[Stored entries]
(begin)
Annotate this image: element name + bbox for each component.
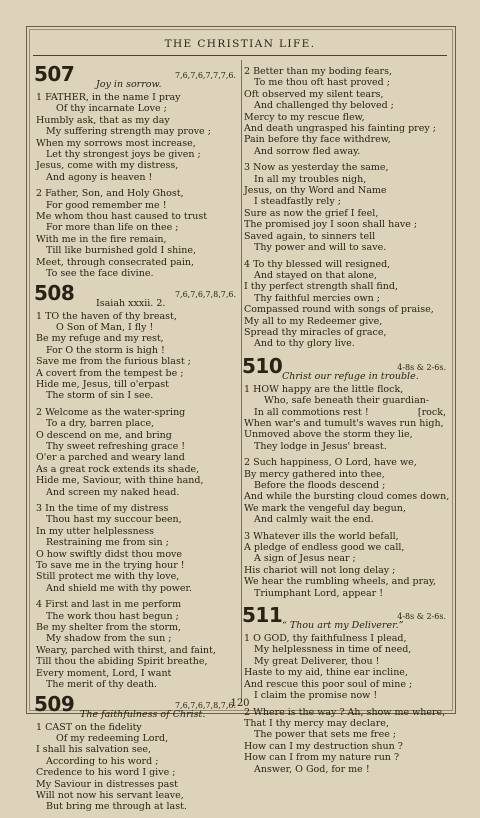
verse-line: Let thy strongest joys be given ;: [46, 149, 201, 161]
hymn-meter: 4-8s & 2-6s.: [397, 362, 446, 372]
verse-line: Pain before thy face withdrew,: [244, 134, 391, 146]
verse-line: How can I my destruction shun ?: [244, 740, 403, 752]
verse-line: Unmoved above the storm they lie,: [244, 429, 413, 441]
verse-line: To me thou oft hast proved ;: [254, 77, 390, 89]
verse-line: 2 Welcome as the water-spring: [36, 406, 186, 418]
verse-line: Haste to my aid, thine ear incline,: [244, 667, 408, 679]
verse-line: Mercy to my rescue flew,: [244, 111, 365, 123]
verse-line: To see the face divine.: [46, 268, 154, 280]
verse-line: 3 In the time of my distress: [36, 503, 169, 514]
verse-line: Meet, through consecrated pain,: [36, 256, 195, 268]
verse-line: In all my troubles nigh,: [254, 173, 367, 185]
verse-line: Answer, O God, for me !: [254, 763, 370, 775]
verse-line: 1 HOW happy are the little flock,: [244, 383, 404, 395]
verse-2: [244, 707, 446, 775]
verse-1: [36, 92, 236, 183]
verse-line: The work thou hast begun ;: [46, 610, 179, 622]
verse-line: 4 To thy blessed will resigned,: [244, 258, 391, 270]
verse-line: 4 First and last in me perform: [36, 599, 182, 611]
hymn-heading: [242, 603, 446, 633]
verse-line: O Son of Man, I fly !: [56, 321, 154, 333]
hymn-507-continued: [244, 66, 446, 350]
hymn-507: [34, 62, 236, 280]
hymn-meter: 4-8s & 2-6s.: [397, 612, 446, 622]
verse-line: And agony is heaven !: [46, 171, 153, 183]
verse-line: 1 CAST on the fidelity: [36, 721, 142, 733]
hymn-511: [242, 603, 446, 775]
verse-line: As a great rock extends its shade,: [36, 463, 200, 475]
verse-line: When my sorrows most increase,: [36, 137, 196, 149]
verse-line: For more than life on thee ;: [46, 222, 179, 234]
header-rule: [33, 55, 447, 56]
verse-line: That I thy mercy may declare,: [244, 717, 389, 729]
verse-line: Thy sweet refreshing grace !: [46, 440, 186, 452]
verse-line: Thou hast my succour been,: [46, 514, 182, 526]
verse-2: [36, 188, 236, 279]
verse-line: Hide me, Saviour, with thine hand,: [36, 475, 204, 487]
verse-line: 3 Now as yesterday the same,: [244, 162, 389, 174]
verse-line: Compassed round with songs of praise,: [244, 304, 434, 316]
verse-line: Who, safe beneath their guardian-: [264, 395, 430, 407]
hymn-heading: [34, 280, 236, 311]
hymn-number: 507: [34, 62, 75, 86]
hymn-number: 508: [34, 280, 75, 305]
hymn-number: 509: [34, 691, 75, 716]
verse-line: And while the bursting cloud comes down,: [244, 491, 450, 503]
verse-line: O'er a parched and weary land: [36, 452, 185, 464]
verse-line: Thy faithful mercies own ;: [254, 292, 380, 304]
verse-line: O descend on me, and bring: [36, 429, 172, 441]
hymn-meter: 7,6,7,6,7,7,7,6.: [174, 71, 236, 80]
verse-2: [36, 407, 236, 498]
verse-line: I steadfastly rely ;: [254, 196, 341, 208]
hymn-509: [34, 691, 236, 813]
verse-line: Hide me, Jesus, till o'erpast: [36, 378, 169, 390]
verse-line: Be my shelter from the storm,: [36, 622, 182, 634]
verse-line: Sure as now the grief I feel,: [244, 207, 379, 219]
page-number: 120: [230, 698, 250, 709]
verse-line: 1 TO the haven of thy breast,: [36, 310, 177, 322]
verse-line: Jesus, come with my distress,: [36, 160, 179, 172]
verse-line-text: In all commotions rest !: [254, 406, 369, 418]
verse-line: Spread thy miracles of grace,: [244, 326, 387, 338]
verse-line: Be my refuge and my rest,: [36, 333, 164, 345]
verse-line: Humbly ask, that as my day: [36, 114, 170, 126]
verse-line: The promised joy I soon shall have ;: [244, 219, 418, 231]
verse-line: Will not now his servant leave,: [36, 789, 184, 801]
verse-line: A sign of Jesus near ;: [254, 553, 356, 565]
verse-line: We mark the vengeful day begun,: [244, 502, 406, 514]
hymn-title: The faithfulness of Christ.: [80, 708, 206, 720]
hymn-heading: [34, 62, 236, 92]
verse-line: Me whom thou hast caused to trust: [36, 211, 208, 223]
verse-line: Till like burnished gold I shine,: [46, 245, 197, 257]
verse-line: Of my redeeming Lord,: [56, 732, 169, 744]
verse-line: They lodge in Jesus' breast.: [254, 440, 387, 452]
verse-line: And death ungrasped his fainting prey ;: [244, 123, 436, 135]
verse-line: My great Deliverer, thou !: [254, 655, 380, 667]
verse-4: [244, 162, 446, 253]
verse-1: [244, 384, 446, 452]
verse-line: The storm of sin I see.: [46, 390, 154, 402]
hymn-510: [242, 353, 450, 599]
verse-line: 1 O GOD, thy faithfulness I plead,: [244, 633, 407, 645]
verse-line: 2 Where is the way ? Ah, show me where,: [244, 706, 446, 718]
verse-line: When war's and tumult's waves run high,: [244, 417, 444, 429]
running-title: THE CHRISTIAN LIFE.: [164, 38, 316, 50]
verse-line: Before the floods descend ;: [254, 480, 386, 491]
verse-line: O how swiftly didst thou move: [36, 548, 183, 560]
verse-line: And calmly wait the end.: [254, 514, 374, 526]
verse-1: [36, 311, 236, 402]
verse-line: My helplessness in time of need,: [254, 644, 412, 656]
verse-line: And stayed on that alone,: [254, 269, 378, 281]
verse-line: How can I from my nature run ?: [244, 752, 400, 764]
verse-line: His chariot will not long delay ;: [244, 564, 396, 576]
hymn-title: “ Thou art my Deliverer.”: [282, 620, 404, 632]
verse-3: [36, 503, 236, 594]
hymn-title: Joy in sorrow.: [96, 79, 162, 90]
verse-line: With me in the fire remain,: [36, 233, 167, 245]
verse-line: And challenged thy beloved ;: [254, 100, 394, 112]
verse-line: By mercy gathered into thee,: [244, 468, 385, 480]
verse-line: We hear the rumbling wheels, and pray,: [244, 576, 436, 588]
verse-line: Weary, parched with thirst, and faint,: [36, 644, 216, 656]
verse-line: Of thy incarnate Love ;: [56, 103, 167, 115]
verse-line: Saved again, to sinners tell: [244, 230, 376, 242]
hymn-heading: [242, 353, 446, 384]
verse-line: To save me in the trying hour !: [36, 560, 185, 572]
verse-line: Credence to his word I give ;: [36, 767, 176, 779]
verse-line: To a dry, barren place,: [46, 418, 155, 430]
hymn-meter: 7,6,7,6,7,8,7,6.: [174, 289, 236, 299]
verse-line: And screen my naked head.: [46, 486, 180, 498]
verse-line: According to his word ;: [46, 755, 159, 767]
right-column: [242, 66, 450, 780]
verse-line: The merit of thy death.: [46, 679, 158, 691]
verse-line: In my utter helplessness: [36, 525, 154, 537]
verse-line: Save me from the furious blast ;: [36, 356, 191, 368]
verse-line: My shadow from the sun ;: [46, 633, 172, 645]
verse-line: My suffering strength may prove ;: [46, 126, 211, 138]
verse-line: [244, 407, 446, 418]
verse-line: The power that sets me free ;: [254, 729, 397, 741]
hymn-number: 510: [242, 353, 283, 378]
verse-line: My all to my Redeemer give,: [244, 315, 383, 327]
verse-4: [36, 599, 236, 690]
verse-line: 3 Whatever ills the world befall,: [244, 530, 399, 542]
verse-line: Every moment, Lord, I want: [36, 667, 172, 679]
verse-5: [244, 259, 446, 350]
hymn-508: [34, 280, 236, 691]
verse-line: For O the storm is high !: [46, 344, 165, 356]
verse-line: I claim the promise now !: [254, 690, 378, 702]
verse-line: Still protect me with thy love,: [36, 571, 180, 583]
verse-line: A covert from the tempest be ;: [36, 367, 184, 379]
verse-line: 2 Such happiness, O Lord, have we,: [244, 457, 417, 469]
verse-line: Thy power and will to save.: [254, 242, 387, 254]
verse-line: 2 Better than my boding fears,: [244, 66, 392, 77]
runover-bracket: [rock,: [417, 406, 446, 418]
verse-2: [244, 457, 450, 526]
verse-line: But bring me through at last.: [46, 801, 187, 813]
verse-3: [244, 66, 446, 157]
verse-line: My Saviour in distresses past: [36, 778, 178, 790]
verse-line: A pledge of endless good we call,: [244, 542, 405, 554]
verse-line: Restraining me from sin ;: [46, 537, 169, 549]
verse-3: [244, 531, 446, 599]
hymn-number: 511: [242, 603, 283, 628]
verse-line: I shall his salvation see,: [36, 744, 152, 756]
hymn-title: Christ our refuge in trouble.: [282, 370, 419, 382]
verse-line: And sorrow fled away.: [254, 145, 361, 157]
verse-line: 2 Father, Son, and Holy Ghost,: [36, 188, 184, 200]
verse-1: [36, 722, 236, 813]
verse-line: I thy perfect strength shall find,: [244, 281, 398, 293]
verse-line: And rescue this poor soul of mine ;: [244, 678, 413, 690]
hymn-title: Isaiah xxxii. 2.: [96, 297, 166, 309]
hymn-meter: 7,6,7,6,7,8,7,6.: [174, 700, 236, 710]
verse-line: Triumphant Lord, appear !: [254, 587, 384, 599]
verse-1: [244, 633, 446, 701]
verse-line: And to thy glory live.: [254, 338, 355, 350]
verse-line: 1 FATHER, in the name I pray: [36, 92, 181, 103]
verse-line: Till thou the abiding Spirit breathe,: [36, 656, 208, 668]
verse-line: Jesus, on thy Word and Name: [244, 185, 387, 197]
verse-line: And shield me with thy power.: [46, 582, 193, 594]
verse-line: Oft observed my silent tears,: [244, 88, 384, 100]
verse-line: For good remember me !: [46, 199, 167, 211]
(end)
= Your objective =
Set down, unchanged, the entries between the line holding "verse-line: Let thy" and the line holding "verse-line: How can I my", inclusive.

= Output for this exercise =
verse-line: Let thy strongest joys be given ;: [46, 149, 201, 161]
hymn-meter: 4-8s & 2-6s.: [397, 362, 446, 372]
verse-line: Pain before thy face withdrew,: [244, 134, 391, 146]
verse-line: How can I my destruction shun ?: [244, 740, 403, 752]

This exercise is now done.